#### [GOAL]
Without the images, write out the whole listing exactly.

#### [DATA TO USE]
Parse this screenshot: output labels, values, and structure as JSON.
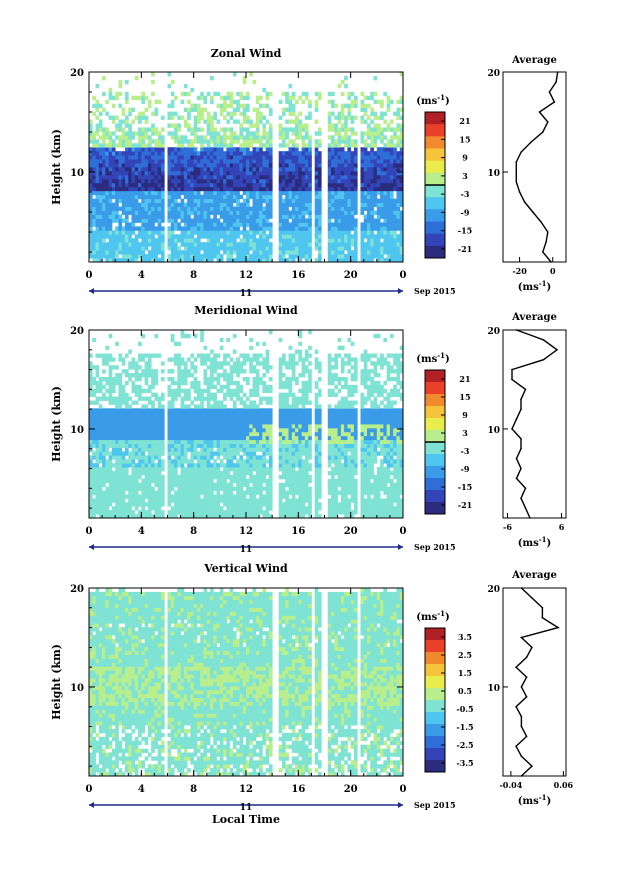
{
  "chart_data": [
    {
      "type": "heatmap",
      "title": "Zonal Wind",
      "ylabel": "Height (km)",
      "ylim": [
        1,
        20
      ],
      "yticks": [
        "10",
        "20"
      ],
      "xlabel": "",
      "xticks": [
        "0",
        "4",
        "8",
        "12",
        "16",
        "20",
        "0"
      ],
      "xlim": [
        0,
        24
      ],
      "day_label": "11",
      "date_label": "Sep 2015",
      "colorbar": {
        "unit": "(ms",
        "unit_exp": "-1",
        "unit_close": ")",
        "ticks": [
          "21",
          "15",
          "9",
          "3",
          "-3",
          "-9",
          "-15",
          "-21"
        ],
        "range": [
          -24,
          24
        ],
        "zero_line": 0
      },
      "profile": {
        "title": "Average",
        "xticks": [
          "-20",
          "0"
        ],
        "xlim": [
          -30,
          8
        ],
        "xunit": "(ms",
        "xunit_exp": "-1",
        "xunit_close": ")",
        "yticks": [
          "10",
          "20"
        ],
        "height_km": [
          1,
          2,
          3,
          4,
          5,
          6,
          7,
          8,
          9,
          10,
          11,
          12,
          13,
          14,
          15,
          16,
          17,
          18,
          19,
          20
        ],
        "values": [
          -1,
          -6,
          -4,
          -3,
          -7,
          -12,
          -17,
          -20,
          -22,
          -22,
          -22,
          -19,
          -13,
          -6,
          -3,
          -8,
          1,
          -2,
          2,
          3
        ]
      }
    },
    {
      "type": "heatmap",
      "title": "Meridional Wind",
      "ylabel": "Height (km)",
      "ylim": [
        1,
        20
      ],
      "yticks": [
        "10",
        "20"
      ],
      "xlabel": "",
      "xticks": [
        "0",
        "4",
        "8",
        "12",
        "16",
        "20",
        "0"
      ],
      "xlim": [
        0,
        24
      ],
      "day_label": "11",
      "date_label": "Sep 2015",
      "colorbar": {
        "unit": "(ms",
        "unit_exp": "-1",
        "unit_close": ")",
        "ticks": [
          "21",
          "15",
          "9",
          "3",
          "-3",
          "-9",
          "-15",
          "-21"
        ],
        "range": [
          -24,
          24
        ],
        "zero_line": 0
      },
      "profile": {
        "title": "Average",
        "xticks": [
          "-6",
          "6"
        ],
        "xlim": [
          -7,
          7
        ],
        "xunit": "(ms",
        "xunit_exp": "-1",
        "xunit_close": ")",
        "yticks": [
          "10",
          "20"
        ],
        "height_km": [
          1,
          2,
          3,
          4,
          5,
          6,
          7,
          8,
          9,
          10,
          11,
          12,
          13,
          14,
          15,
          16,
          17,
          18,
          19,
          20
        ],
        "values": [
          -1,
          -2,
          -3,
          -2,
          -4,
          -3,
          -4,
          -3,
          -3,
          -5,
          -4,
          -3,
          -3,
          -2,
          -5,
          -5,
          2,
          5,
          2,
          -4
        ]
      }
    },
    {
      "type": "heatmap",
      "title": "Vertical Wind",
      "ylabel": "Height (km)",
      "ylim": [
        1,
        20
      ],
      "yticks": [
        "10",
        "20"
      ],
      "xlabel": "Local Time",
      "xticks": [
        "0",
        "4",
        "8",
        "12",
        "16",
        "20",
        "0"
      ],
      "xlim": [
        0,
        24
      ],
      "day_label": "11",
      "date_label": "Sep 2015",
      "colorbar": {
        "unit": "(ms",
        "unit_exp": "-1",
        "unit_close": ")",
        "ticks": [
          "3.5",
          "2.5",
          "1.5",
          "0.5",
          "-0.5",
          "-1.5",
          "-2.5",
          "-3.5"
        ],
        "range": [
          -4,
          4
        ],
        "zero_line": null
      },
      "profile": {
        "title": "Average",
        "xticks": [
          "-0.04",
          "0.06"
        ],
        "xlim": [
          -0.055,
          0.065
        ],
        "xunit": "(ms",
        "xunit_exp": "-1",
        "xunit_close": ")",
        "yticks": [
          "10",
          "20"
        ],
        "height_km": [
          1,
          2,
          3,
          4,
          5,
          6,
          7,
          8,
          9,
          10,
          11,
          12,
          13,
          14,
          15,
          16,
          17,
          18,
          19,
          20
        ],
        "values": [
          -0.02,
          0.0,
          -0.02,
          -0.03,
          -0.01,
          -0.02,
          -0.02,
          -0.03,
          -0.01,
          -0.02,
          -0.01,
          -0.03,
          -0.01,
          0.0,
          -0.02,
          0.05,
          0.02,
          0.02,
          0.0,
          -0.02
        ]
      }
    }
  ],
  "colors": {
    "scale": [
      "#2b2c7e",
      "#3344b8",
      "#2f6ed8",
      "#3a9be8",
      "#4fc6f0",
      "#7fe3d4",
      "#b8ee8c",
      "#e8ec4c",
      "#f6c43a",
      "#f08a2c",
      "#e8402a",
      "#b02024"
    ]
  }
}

#### [CORRECT RESPONSE]
Parse this screenshot: output labels, values, and structure as JSON.
{
  "chart_data": [
    {
      "type": "heatmap",
      "title": "Zonal Wind",
      "ylabel": "Height (km)",
      "ylim": [
        1,
        20
      ],
      "yticks": [
        "10",
        "20"
      ],
      "xlabel": "",
      "xticks": [
        "0",
        "4",
        "8",
        "12",
        "16",
        "20",
        "0"
      ],
      "xlim": [
        0,
        24
      ],
      "day_label": "11",
      "date_label": "Sep 2015",
      "colorbar": {
        "unit": "(ms",
        "unit_exp": "-1",
        "unit_close": ")",
        "ticks": [
          "21",
          "15",
          "9",
          "3",
          "-3",
          "-9",
          "-15",
          "-21"
        ],
        "range": [
          -24,
          24
        ],
        "zero_line": 0
      },
      "profile": {
        "title": "Average",
        "xticks": [
          "-20",
          "0"
        ],
        "xlim": [
          -30,
          8
        ],
        "xunit": "(ms",
        "xunit_exp": "-1",
        "xunit_close": ")",
        "yticks": [
          "10",
          "20"
        ],
        "height_km": [
          1,
          2,
          3,
          4,
          5,
          6,
          7,
          8,
          9,
          10,
          11,
          12,
          13,
          14,
          15,
          16,
          17,
          18,
          19,
          20
        ],
        "values": [
          -1,
          -6,
          -4,
          -3,
          -7,
          -12,
          -17,
          -20,
          -22,
          -22,
          -22,
          -19,
          -13,
          -6,
          -3,
          -8,
          1,
          -2,
          2,
          3
        ]
      }
    },
    {
      "type": "heatmap",
      "title": "Meridional Wind",
      "ylabel": "Height (km)",
      "ylim": [
        1,
        20
      ],
      "yticks": [
        "10",
        "20"
      ],
      "xlabel": "",
      "xticks": [
        "0",
        "4",
        "8",
        "12",
        "16",
        "20",
        "0"
      ],
      "xlim": [
        0,
        24
      ],
      "day_label": "11",
      "date_label": "Sep 2015",
      "colorbar": {
        "unit": "(ms",
        "unit_exp": "-1",
        "unit_close": ")",
        "ticks": [
          "21",
          "15",
          "9",
          "3",
          "-3",
          "-9",
          "-15",
          "-21"
        ],
        "range": [
          -24,
          24
        ],
        "zero_line": 0
      },
      "profile": {
        "title": "Average",
        "xticks": [
          "-6",
          "6"
        ],
        "xlim": [
          -7,
          7
        ],
        "xunit": "(ms",
        "xunit_exp": "-1",
        "xunit_close": ")",
        "yticks": [
          "10",
          "20"
        ],
        "height_km": [
          1,
          2,
          3,
          4,
          5,
          6,
          7,
          8,
          9,
          10,
          11,
          12,
          13,
          14,
          15,
          16,
          17,
          18,
          19,
          20
        ],
        "values": [
          -1,
          -2,
          -3,
          -2,
          -4,
          -3,
          -4,
          -3,
          -3,
          -5,
          -4,
          -3,
          -3,
          -2,
          -5,
          -5,
          2,
          5,
          2,
          -4
        ]
      }
    },
    {
      "type": "heatmap",
      "title": "Vertical Wind",
      "ylabel": "Height (km)",
      "ylim": [
        1,
        20
      ],
      "yticks": [
        "10",
        "20"
      ],
      "xlabel": "Local Time",
      "xticks": [
        "0",
        "4",
        "8",
        "12",
        "16",
        "20",
        "0"
      ],
      "xlim": [
        0,
        24
      ],
      "day_label": "11",
      "date_label": "Sep 2015",
      "colorbar": {
        "unit": "(ms",
        "unit_exp": "-1",
        "unit_close": ")",
        "ticks": [
          "3.5",
          "2.5",
          "1.5",
          "0.5",
          "-0.5",
          "-1.5",
          "-2.5",
          "-3.5"
        ],
        "range": [
          -4,
          4
        ],
        "zero_line": null
      },
      "profile": {
        "title": "Average",
        "xticks": [
          "-0.04",
          "0.06"
        ],
        "xlim": [
          -0.055,
          0.065
        ],
        "xunit": "(ms",
        "xunit_exp": "-1",
        "xunit_close": ")",
        "yticks": [
          "10",
          "20"
        ],
        "height_km": [
          1,
          2,
          3,
          4,
          5,
          6,
          7,
          8,
          9,
          10,
          11,
          12,
          13,
          14,
          15,
          16,
          17,
          18,
          19,
          20
        ],
        "values": [
          -0.02,
          0.0,
          -0.02,
          -0.03,
          -0.01,
          -0.02,
          -0.02,
          -0.03,
          -0.01,
          -0.02,
          -0.01,
          -0.03,
          -0.01,
          0.0,
          -0.02,
          0.05,
          0.02,
          0.02,
          0.0,
          -0.02
        ]
      }
    }
  ],
  "colors": {
    "scale": [
      "#2b2c7e",
      "#3344b8",
      "#2f6ed8",
      "#3a9be8",
      "#4fc6f0",
      "#7fe3d4",
      "#b8ee8c",
      "#e8ec4c",
      "#f6c43a",
      "#f08a2c",
      "#e8402a",
      "#b02024"
    ]
  }
}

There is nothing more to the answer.